> [Stated problem]
Return everything from the start of the rows down to and including the line that contains "- bar-segment: [1049, 192, 1167, 246]", with every line copied character for character.

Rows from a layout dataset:
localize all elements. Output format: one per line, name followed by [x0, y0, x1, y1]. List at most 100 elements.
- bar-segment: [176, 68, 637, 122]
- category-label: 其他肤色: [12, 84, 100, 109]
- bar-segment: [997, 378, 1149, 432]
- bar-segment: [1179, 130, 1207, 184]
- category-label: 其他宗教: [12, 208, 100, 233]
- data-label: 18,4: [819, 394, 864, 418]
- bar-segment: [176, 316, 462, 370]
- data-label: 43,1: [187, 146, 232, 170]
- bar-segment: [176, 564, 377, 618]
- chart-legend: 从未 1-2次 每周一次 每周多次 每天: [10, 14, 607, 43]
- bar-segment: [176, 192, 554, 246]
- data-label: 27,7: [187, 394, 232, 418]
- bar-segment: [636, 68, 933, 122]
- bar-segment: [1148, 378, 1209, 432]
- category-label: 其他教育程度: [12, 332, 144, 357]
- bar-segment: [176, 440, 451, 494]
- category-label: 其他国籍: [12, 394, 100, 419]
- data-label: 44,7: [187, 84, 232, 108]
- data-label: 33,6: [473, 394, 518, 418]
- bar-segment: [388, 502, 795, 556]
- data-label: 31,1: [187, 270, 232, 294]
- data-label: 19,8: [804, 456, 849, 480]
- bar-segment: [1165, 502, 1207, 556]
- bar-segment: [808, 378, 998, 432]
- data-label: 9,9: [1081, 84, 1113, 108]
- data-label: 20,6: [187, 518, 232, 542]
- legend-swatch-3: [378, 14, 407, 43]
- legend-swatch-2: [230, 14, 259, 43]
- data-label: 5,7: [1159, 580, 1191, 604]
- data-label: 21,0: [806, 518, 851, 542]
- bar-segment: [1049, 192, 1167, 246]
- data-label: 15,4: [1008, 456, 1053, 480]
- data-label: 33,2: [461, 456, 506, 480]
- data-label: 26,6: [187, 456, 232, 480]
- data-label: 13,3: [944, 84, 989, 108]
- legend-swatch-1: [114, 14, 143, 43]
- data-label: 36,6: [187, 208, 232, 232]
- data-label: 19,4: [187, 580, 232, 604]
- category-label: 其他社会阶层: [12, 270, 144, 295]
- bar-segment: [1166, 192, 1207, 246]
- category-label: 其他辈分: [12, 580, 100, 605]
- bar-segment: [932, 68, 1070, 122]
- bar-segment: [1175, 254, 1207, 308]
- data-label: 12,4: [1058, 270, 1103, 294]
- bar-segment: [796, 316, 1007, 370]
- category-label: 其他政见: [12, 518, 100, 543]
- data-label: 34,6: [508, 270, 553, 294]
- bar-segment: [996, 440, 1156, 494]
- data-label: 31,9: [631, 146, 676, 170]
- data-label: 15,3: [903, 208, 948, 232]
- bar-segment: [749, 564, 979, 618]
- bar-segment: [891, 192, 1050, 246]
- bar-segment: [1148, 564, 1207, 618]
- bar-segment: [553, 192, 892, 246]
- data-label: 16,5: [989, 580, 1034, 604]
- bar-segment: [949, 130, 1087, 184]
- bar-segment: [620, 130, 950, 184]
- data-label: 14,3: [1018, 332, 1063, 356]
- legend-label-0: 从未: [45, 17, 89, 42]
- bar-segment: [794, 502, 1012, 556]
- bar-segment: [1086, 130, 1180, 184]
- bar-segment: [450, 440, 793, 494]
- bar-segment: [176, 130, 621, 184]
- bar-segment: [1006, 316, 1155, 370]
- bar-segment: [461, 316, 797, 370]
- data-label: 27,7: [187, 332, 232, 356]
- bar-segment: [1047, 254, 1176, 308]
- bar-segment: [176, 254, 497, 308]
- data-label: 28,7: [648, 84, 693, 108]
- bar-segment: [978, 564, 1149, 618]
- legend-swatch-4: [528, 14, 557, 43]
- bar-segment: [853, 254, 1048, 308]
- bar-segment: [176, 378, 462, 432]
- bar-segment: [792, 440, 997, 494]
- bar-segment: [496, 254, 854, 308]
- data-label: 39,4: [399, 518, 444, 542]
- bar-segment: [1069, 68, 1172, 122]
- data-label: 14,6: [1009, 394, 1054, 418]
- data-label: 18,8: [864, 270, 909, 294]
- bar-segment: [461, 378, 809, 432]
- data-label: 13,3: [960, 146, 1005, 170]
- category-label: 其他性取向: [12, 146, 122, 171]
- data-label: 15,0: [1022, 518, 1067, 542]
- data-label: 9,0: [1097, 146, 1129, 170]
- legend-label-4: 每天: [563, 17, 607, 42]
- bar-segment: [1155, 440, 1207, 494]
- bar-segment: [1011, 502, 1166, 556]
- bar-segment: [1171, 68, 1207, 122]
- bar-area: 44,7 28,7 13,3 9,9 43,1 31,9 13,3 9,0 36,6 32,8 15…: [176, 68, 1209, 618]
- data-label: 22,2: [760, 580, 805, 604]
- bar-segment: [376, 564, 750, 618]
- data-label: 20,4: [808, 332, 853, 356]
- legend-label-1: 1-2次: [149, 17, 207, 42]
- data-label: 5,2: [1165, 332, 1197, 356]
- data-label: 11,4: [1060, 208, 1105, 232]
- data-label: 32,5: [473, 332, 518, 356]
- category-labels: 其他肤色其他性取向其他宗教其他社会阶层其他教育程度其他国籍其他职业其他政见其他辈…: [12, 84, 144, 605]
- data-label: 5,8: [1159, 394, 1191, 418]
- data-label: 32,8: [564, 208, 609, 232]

> [Solution]
localize all elements. Output format: one per line, name followed by [x0, y0, x1, y1]. List at most 100 elements.
- bar-segment: [176, 68, 637, 122]
- category-label: 其他肤色: [12, 84, 100, 109]
- bar-segment: [997, 378, 1149, 432]
- bar-segment: [1179, 130, 1207, 184]
- category-label: 其他宗教: [12, 208, 100, 233]
- data-label: 18,4: [819, 394, 864, 418]
- bar-segment: [176, 316, 462, 370]
- data-label: 43,1: [187, 146, 232, 170]
- bar-segment: [176, 564, 377, 618]
- chart-legend: 从未 1-2次 每周一次 每周多次 每天: [10, 14, 607, 43]
- bar-segment: [176, 192, 554, 246]
- data-label: 27,7: [187, 394, 232, 418]
- bar-segment: [636, 68, 933, 122]
- bar-segment: [1148, 378, 1209, 432]
- category-label: 其他教育程度: [12, 332, 144, 357]
- bar-segment: [176, 440, 451, 494]
- category-label: 其他国籍: [12, 394, 100, 419]
- data-label: 44,7: [187, 84, 232, 108]
- data-label: 33,6: [473, 394, 518, 418]
- bar-segment: [388, 502, 795, 556]
- data-label: 31,1: [187, 270, 232, 294]
- data-label: 19,8: [804, 456, 849, 480]
- bar-segment: [1165, 502, 1207, 556]
- bar-segment: [808, 378, 998, 432]
- data-label: 9,9: [1081, 84, 1113, 108]
- data-label: 20,6: [187, 518, 232, 542]
- legend-swatch-3: [378, 14, 407, 43]
- legend-swatch-2: [230, 14, 259, 43]
- data-label: 5,7: [1159, 580, 1191, 604]
- data-label: 21,0: [806, 518, 851, 542]
- bar-segment: [1049, 192, 1167, 246]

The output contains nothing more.